Items from a figure collection
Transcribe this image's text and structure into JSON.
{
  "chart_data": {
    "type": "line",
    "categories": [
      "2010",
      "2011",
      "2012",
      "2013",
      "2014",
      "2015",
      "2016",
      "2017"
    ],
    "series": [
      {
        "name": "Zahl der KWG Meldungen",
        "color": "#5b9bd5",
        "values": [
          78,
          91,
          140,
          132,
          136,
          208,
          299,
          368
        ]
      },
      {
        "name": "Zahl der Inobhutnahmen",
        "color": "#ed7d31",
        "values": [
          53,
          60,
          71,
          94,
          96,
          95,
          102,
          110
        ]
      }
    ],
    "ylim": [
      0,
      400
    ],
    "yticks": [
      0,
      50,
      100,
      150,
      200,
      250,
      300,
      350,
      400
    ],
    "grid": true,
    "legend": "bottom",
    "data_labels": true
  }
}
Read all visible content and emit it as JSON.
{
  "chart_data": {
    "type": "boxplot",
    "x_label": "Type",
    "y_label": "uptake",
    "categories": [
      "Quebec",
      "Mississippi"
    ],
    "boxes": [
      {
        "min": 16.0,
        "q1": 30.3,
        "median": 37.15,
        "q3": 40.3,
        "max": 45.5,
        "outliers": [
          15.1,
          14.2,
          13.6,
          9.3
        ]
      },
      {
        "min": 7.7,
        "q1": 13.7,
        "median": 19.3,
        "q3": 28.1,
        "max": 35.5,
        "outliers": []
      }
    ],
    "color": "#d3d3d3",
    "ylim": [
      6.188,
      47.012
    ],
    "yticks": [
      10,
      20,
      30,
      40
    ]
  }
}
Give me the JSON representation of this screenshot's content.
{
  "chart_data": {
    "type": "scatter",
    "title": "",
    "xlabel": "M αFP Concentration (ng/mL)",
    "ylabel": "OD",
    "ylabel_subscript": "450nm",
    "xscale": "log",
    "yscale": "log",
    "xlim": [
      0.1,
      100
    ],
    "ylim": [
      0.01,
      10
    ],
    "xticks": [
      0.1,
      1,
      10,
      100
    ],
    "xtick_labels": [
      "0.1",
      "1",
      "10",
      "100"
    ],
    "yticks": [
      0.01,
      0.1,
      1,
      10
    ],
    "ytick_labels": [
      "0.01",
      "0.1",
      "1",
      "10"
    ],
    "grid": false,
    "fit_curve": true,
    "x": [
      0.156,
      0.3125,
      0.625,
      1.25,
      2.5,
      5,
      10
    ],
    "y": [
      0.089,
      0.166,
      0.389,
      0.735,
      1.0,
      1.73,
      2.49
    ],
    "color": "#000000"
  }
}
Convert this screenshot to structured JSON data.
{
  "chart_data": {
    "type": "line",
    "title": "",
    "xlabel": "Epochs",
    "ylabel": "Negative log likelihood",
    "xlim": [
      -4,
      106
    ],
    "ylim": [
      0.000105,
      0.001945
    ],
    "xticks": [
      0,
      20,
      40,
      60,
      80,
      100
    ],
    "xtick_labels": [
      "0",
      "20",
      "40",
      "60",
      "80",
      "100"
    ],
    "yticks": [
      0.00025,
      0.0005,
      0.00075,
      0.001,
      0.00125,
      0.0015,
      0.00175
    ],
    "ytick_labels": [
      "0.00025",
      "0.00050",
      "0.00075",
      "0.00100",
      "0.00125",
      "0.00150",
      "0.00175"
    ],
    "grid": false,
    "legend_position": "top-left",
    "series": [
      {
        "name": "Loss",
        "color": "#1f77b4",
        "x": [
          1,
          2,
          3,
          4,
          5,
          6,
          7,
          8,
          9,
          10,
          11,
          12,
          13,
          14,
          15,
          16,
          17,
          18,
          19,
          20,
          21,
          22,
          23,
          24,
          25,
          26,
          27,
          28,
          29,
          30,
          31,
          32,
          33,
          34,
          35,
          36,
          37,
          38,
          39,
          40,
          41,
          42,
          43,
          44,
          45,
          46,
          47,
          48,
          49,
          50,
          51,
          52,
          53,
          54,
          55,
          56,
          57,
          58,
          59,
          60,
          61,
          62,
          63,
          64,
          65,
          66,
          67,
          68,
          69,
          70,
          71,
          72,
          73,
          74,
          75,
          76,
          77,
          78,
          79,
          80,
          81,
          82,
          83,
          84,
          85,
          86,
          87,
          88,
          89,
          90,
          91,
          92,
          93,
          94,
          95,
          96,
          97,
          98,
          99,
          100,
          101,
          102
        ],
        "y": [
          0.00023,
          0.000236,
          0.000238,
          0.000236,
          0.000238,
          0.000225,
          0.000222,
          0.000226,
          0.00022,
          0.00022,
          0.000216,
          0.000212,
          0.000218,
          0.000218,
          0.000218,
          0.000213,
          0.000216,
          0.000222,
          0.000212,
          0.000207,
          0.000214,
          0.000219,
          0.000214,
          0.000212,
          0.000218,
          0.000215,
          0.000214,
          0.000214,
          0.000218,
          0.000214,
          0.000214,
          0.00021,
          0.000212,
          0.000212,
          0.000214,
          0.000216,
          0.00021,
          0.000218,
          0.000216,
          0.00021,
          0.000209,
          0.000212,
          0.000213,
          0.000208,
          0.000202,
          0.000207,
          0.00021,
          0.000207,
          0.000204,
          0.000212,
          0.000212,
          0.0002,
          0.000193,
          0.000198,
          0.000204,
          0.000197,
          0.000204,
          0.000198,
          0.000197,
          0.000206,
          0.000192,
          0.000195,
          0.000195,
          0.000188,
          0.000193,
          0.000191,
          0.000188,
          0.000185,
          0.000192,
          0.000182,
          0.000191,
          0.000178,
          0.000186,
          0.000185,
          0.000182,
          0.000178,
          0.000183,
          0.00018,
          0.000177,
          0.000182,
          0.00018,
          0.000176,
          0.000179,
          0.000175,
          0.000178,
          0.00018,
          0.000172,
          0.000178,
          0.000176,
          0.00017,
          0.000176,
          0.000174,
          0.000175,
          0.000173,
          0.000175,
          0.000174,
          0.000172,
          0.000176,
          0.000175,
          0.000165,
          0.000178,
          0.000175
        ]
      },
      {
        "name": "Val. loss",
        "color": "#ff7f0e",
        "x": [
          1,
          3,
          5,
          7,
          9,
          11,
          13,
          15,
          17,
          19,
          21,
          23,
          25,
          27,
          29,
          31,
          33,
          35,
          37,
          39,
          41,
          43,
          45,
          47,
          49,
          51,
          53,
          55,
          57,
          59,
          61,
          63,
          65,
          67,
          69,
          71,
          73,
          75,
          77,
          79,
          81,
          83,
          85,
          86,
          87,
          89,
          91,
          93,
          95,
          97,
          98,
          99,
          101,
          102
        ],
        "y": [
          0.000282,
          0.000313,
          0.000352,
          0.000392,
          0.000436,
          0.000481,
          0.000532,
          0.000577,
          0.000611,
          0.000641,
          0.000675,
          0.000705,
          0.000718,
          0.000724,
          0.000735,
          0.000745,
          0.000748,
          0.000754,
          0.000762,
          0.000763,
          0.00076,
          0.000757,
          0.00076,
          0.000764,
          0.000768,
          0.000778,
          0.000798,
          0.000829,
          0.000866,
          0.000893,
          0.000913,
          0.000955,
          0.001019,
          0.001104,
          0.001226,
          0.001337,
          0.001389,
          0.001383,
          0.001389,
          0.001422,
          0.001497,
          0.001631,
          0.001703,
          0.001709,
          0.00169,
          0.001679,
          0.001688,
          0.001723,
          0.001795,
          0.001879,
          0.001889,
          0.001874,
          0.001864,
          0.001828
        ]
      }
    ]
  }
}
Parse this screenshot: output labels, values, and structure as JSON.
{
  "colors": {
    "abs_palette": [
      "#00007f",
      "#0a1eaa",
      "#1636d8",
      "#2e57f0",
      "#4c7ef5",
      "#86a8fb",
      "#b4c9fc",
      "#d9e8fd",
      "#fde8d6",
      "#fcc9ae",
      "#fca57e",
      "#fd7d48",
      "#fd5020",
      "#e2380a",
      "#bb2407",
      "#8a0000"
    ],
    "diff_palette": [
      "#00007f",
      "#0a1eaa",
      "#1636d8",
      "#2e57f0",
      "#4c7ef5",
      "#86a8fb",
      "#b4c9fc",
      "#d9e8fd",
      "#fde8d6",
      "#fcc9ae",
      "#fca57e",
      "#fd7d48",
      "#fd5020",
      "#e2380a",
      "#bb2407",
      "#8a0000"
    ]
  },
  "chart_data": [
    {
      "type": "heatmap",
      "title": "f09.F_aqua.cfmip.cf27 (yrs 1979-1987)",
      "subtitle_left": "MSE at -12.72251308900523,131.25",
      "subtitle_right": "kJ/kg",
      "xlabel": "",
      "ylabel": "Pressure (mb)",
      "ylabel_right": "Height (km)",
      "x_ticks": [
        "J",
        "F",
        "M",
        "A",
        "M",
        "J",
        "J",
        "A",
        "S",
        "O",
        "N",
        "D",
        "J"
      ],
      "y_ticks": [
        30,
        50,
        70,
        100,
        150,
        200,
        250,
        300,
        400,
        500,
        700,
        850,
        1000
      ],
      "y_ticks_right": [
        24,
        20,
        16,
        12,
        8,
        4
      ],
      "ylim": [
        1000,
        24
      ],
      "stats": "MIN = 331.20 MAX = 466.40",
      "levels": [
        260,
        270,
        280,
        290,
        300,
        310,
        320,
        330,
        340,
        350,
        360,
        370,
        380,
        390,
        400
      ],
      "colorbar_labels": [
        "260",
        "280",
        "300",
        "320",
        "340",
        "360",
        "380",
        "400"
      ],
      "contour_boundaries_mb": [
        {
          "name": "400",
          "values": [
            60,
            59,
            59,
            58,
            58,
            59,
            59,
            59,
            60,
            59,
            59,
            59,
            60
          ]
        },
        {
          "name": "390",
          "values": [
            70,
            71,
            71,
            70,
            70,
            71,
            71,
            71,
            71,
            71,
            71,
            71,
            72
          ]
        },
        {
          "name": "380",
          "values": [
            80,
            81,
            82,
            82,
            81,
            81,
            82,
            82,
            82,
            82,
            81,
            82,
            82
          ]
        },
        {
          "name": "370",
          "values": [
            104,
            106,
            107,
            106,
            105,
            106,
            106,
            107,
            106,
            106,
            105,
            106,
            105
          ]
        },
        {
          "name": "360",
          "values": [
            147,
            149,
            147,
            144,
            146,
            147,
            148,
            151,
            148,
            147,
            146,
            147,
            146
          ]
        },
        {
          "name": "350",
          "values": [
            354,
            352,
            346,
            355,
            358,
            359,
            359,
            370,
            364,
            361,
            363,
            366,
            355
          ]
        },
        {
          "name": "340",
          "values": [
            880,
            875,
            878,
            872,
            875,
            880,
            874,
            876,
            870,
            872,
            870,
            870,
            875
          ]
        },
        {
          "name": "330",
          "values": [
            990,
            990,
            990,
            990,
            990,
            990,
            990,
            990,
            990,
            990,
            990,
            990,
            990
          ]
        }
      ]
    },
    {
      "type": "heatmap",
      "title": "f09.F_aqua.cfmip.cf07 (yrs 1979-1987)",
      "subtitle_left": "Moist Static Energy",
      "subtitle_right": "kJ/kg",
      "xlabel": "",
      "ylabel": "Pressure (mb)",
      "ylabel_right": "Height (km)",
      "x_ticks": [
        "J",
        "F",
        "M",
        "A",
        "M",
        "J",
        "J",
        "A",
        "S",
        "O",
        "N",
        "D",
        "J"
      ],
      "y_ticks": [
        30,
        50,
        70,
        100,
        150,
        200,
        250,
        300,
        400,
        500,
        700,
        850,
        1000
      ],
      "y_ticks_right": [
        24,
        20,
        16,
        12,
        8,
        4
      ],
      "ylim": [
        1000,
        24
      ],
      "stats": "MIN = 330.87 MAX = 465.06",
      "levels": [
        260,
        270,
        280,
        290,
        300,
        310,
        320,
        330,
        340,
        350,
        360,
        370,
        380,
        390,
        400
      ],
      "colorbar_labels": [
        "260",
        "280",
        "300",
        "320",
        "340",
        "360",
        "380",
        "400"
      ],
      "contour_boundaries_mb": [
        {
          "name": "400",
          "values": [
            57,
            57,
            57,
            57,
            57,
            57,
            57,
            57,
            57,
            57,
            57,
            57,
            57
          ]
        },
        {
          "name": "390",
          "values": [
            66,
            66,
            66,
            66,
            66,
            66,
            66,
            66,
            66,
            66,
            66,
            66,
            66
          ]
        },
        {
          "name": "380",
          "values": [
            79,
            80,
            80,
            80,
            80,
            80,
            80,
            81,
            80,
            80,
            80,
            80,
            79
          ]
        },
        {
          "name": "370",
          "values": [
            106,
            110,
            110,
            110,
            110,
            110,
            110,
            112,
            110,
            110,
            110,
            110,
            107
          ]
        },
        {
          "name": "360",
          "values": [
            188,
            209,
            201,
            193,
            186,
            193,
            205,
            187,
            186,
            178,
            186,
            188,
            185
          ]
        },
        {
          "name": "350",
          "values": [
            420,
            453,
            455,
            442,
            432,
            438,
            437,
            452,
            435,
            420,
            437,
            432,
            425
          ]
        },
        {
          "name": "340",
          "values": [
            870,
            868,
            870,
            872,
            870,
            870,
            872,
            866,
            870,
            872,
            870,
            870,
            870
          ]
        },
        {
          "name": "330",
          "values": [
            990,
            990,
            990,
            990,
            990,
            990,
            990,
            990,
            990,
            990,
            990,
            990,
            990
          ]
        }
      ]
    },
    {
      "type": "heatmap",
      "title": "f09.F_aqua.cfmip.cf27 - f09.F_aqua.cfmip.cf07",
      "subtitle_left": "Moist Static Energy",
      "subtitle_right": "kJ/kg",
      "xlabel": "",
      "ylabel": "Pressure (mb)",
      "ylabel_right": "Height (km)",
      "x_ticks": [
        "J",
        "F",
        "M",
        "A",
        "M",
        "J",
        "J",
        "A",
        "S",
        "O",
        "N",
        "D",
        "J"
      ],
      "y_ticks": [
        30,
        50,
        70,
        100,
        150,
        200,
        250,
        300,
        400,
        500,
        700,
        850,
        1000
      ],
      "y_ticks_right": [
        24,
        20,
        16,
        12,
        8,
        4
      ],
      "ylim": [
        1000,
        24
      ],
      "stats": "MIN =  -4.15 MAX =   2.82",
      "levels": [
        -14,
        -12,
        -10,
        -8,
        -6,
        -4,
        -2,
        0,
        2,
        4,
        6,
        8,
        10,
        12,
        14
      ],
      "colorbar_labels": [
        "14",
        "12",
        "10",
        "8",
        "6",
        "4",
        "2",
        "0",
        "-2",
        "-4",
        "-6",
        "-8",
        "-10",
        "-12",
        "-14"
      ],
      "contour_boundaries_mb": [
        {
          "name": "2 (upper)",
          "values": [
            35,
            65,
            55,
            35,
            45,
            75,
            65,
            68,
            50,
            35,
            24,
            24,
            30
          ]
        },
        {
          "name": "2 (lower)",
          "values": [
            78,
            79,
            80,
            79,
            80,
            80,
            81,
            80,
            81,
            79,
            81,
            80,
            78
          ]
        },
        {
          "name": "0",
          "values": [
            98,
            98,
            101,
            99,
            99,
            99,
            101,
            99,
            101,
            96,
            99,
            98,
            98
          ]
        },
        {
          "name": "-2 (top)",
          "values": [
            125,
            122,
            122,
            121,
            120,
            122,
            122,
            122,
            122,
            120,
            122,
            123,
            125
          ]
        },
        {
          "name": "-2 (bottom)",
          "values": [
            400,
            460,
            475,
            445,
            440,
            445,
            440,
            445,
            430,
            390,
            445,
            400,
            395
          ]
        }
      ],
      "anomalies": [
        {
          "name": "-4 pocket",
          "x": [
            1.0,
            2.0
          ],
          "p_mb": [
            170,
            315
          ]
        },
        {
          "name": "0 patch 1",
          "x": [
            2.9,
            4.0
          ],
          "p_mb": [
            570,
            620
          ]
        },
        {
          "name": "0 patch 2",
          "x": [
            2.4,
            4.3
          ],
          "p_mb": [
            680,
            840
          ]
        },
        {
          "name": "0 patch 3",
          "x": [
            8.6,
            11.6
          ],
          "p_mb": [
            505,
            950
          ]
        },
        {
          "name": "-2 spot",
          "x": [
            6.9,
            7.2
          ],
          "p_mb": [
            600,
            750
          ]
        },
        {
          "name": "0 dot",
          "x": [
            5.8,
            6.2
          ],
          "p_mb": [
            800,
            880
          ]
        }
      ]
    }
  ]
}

## EXERCISE AIM
Out of the material above, gather each line where "this" appears.

## EXPECTED ANSWER
Transcribe this image's text and structure into JSON.
Give me the JSON representation of this screenshot's content.
Convert this screenshot to structured JSON data.
Parse this screenshot: output labels, values, and structure as JSON.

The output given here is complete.